Locate the lines where "desc" occurs and copy them as they stand.

● ● ● ●

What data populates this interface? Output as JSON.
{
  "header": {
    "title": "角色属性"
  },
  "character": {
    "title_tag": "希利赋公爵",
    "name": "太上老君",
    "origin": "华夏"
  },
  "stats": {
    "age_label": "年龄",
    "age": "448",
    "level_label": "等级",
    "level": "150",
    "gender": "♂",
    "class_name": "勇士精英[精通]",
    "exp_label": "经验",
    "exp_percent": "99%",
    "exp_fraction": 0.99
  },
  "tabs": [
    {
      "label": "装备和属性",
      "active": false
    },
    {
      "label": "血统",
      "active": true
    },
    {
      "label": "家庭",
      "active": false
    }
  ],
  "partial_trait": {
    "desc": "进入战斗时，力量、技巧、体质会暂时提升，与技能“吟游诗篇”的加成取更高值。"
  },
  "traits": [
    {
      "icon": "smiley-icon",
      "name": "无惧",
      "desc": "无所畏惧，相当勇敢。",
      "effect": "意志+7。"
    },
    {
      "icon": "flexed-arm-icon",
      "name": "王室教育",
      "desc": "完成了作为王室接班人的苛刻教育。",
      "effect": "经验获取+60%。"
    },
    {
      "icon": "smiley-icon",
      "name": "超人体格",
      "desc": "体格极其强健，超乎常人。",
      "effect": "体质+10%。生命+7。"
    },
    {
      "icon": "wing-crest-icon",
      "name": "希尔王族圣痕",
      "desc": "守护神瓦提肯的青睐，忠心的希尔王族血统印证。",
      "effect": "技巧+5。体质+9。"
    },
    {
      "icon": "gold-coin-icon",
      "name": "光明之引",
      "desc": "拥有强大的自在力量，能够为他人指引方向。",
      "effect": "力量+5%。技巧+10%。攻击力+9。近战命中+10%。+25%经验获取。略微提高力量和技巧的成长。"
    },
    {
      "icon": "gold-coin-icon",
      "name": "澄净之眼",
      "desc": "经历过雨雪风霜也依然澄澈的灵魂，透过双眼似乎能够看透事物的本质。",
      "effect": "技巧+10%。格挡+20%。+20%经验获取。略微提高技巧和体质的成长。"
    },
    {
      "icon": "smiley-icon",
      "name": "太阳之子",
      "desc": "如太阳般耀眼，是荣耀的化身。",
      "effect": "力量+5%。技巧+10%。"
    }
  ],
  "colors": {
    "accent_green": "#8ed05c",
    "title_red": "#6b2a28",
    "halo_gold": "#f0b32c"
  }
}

● ● ● ●

◆ Reply to the exercise:
    "desc": "进入战斗时，力量、技巧、体质会暂时提升，与技能“吟游诗篇”的加成取更高值。"
      "desc": "无所畏惧，相当勇敢。",
      "desc": "完成了作为王室接班人的苛刻教育。",
      "desc": "体格极其强健，超乎常人。",
      "desc": "守护神瓦提肯的青睐，忠心的希尔王族血统印证。",
      "desc": "拥有强大的自在力量，能够为他人指引方向。",
      "desc": "经历过雨雪风霜也依然澄澈的灵魂，透过双眼似乎能够看透事物的本质。",
      "desc": "如太阳般耀眼，是荣耀的化身。",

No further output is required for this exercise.